**EXERCISE AIM:**
Starting at the line with "Convert this screenshot" and stopping at the final line, retype the data below exactly; do not carry over any pictures.

**Stored items:**
------------------------

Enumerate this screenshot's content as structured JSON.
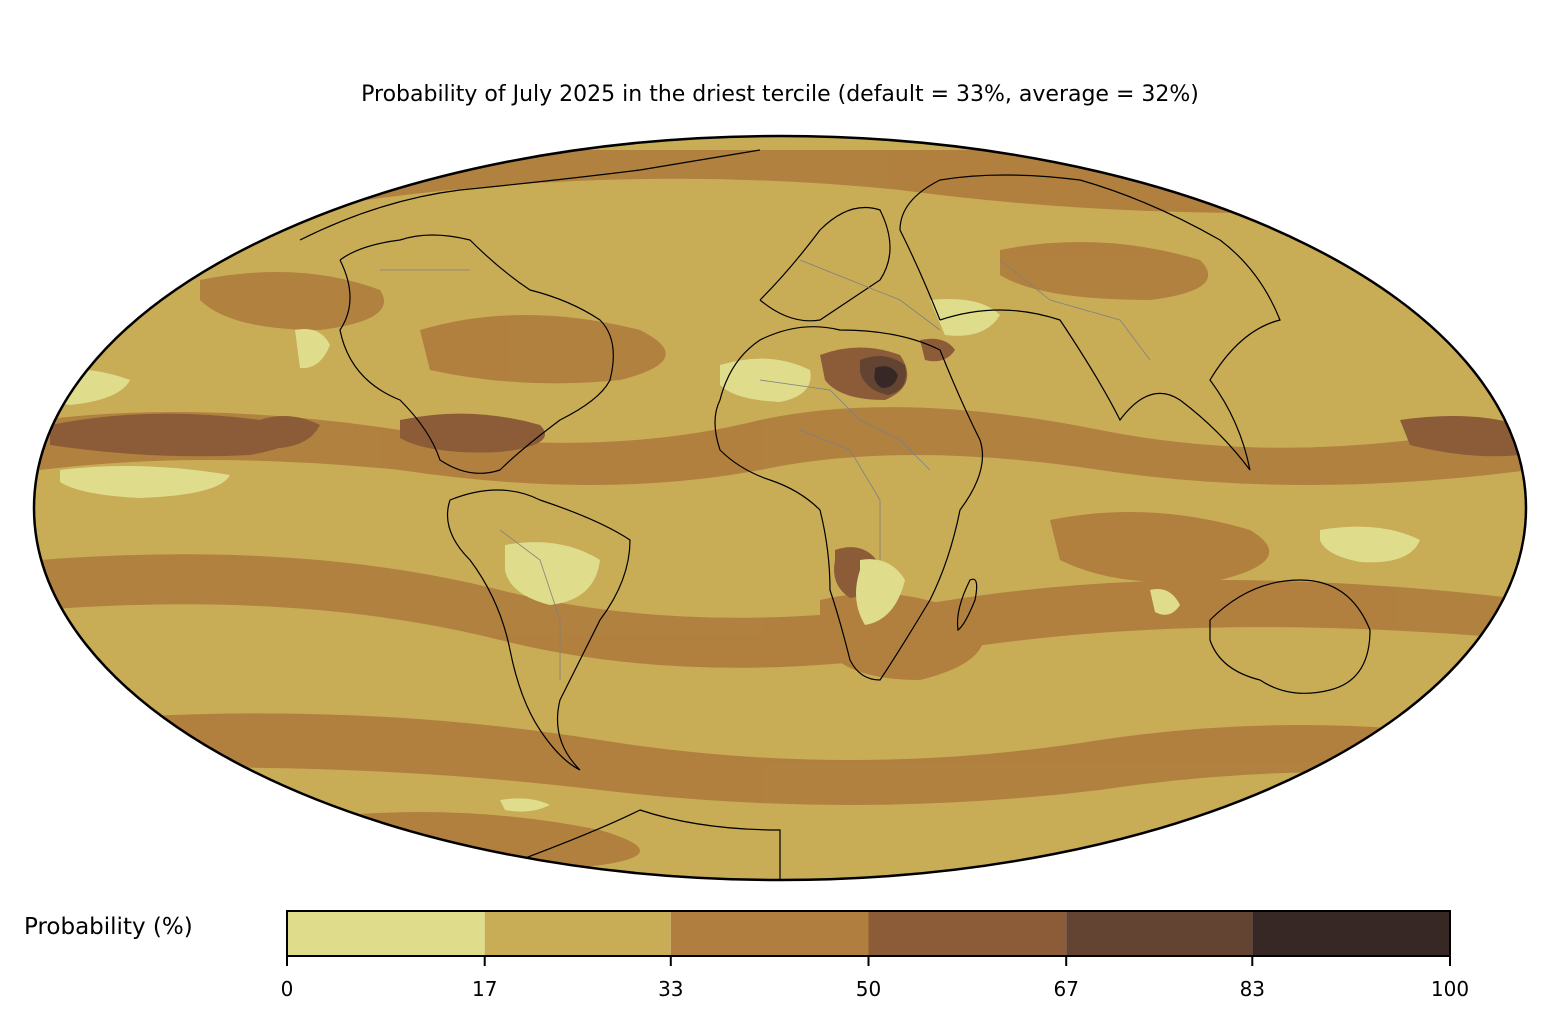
{
  "title": "Probability of July 2025 in the driest tercile (default = 33%, average = 32%)",
  "projection": "Mollweide",
  "colorbar": {
    "label": "Probability (%)",
    "ticks": [
      "0",
      "17",
      "33",
      "50",
      "67",
      "83",
      "100"
    ],
    "colors": [
      "#dfdd8c",
      "#c9ac56",
      "#b07e3e",
      "#8b5c37",
      "#634332",
      "#372826"
    ]
  },
  "chart_data": {
    "type": "heatmap",
    "title": "Probability of July 2025 in the driest tercile (default = 33%, average = 32%)",
    "colorbar_label": "Probability (%)",
    "levels": [
      0,
      17,
      33,
      50,
      67,
      83,
      100
    ],
    "default_value": 33,
    "average_value": 32
  }
}
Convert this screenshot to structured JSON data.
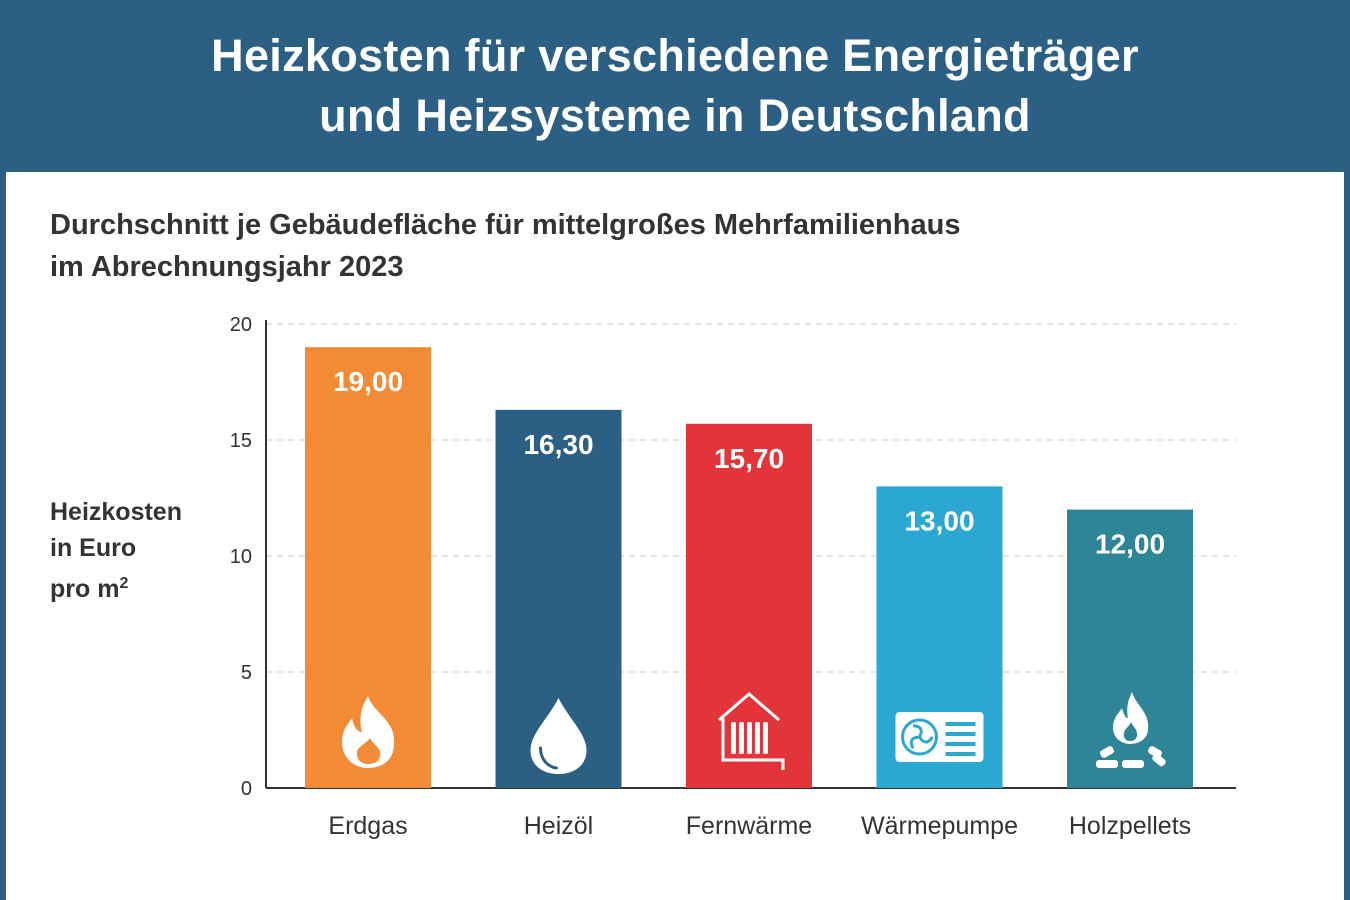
{
  "header": {
    "title_line1": "Heizkosten für verschiedene Energieträger",
    "title_line2": "und Heizsysteme in Deutschland"
  },
  "chart_data": {
    "type": "bar",
    "title": "Heizkosten für verschiedene Energieträger und Heizsysteme in Deutschland",
    "subtitle_line1": "Durchschnitt je Gebäudefläche für mittelgroßes Mehrfamilienhaus",
    "subtitle_line2": "im Abrechnungsjahr 2023",
    "ylabel_line1": "Heizkosten",
    "ylabel_line2": "in Euro",
    "ylabel_line3": "pro m",
    "ylabel_sup": "2",
    "categories": [
      "Erdgas",
      "Heizöl",
      "Fernwärme",
      "Wärmepumpe",
      "Holzpellets"
    ],
    "values": [
      19.0,
      16.3,
      15.7,
      13.0,
      12.0
    ],
    "value_labels": [
      "19,00",
      "16,30",
      "15,70",
      "13,00",
      "12,00"
    ],
    "colors": [
      "#f28a36",
      "#2b6084",
      "#e2353a",
      "#2aa8d2",
      "#2e8597"
    ],
    "icons": [
      "flame-icon",
      "oil-drop-icon",
      "radiator-icon",
      "heat-pump-icon",
      "pellet-fire-icon"
    ],
    "ylim": [
      0,
      20
    ],
    "yticks": [
      0,
      5,
      10,
      15,
      20
    ],
    "grid": true
  }
}
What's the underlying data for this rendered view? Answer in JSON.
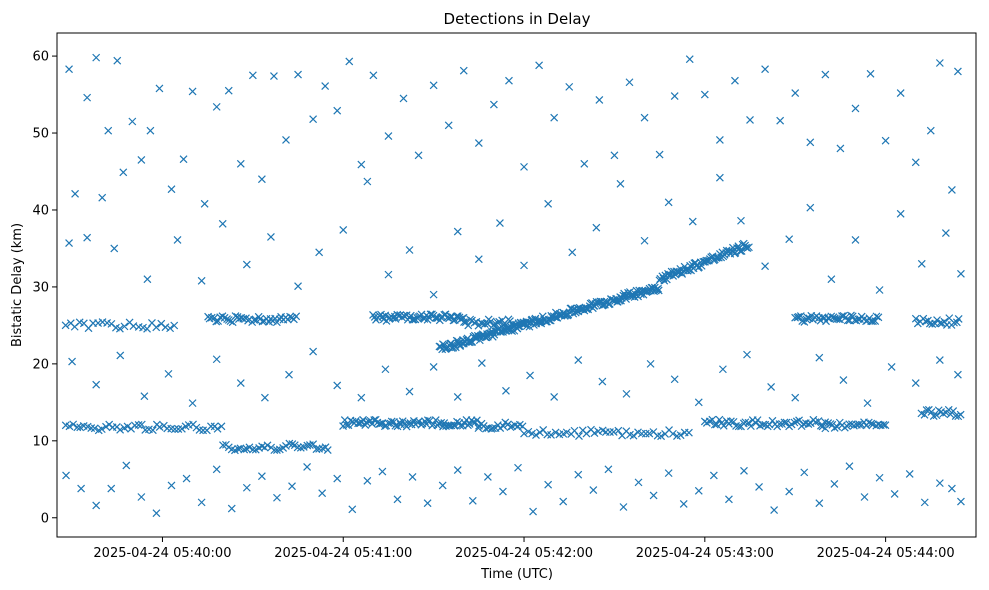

------------------------

**FINISHED ANSWER:**
Convert this screenshot to structured JSON data.
{
  "header": {
    "title_line1": "Heizkosten für verschiedene Energieträger",
    "title_line2": "und Heizsysteme in Deutschland"
  },
  "chart_data": {
    "type": "bar",
    "title": "Heizkosten für verschiedene Energieträger und Heizsysteme in Deutschland",
    "subtitle_line1": "Durchschnitt je Gebäudefläche für mittelgroßes Mehrfamilienhaus",
    "subtitle_line2": "im Abrechnungsjahr 2023",
    "ylabel_line1": "Heizkosten",
    "ylabel_line2": "in Euro",
    "ylabel_line3": "pro m",
    "ylabel_sup": "2",
    "categories": [
      "Erdgas",
      "Heizöl",
      "Fernwärme",
      "Wärmepumpe",
      "Holzpellets"
    ],
    "values": [
      19.0,
      16.3,
      15.7,
      13.0,
      12.0
    ],
    "value_labels": [
      "19,00",
      "16,30",
      "15,70",
      "13,00",
      "12,00"
    ],
    "colors": [
      "#f28a36",
      "#2b6084",
      "#e2353a",
      "#2aa8d2",
      "#2e8597"
    ],
    "icons": [
      "flame-icon",
      "oil-drop-icon",
      "radiator-icon",
      "heat-pump-icon",
      "pellet-fire-icon"
    ],
    "ylim": [
      0,
      20
    ],
    "yticks": [
      0,
      5,
      10,
      15,
      20
    ],
    "grid": true
  }
}
What's the underlying data for this rendered view? Answer in JSON.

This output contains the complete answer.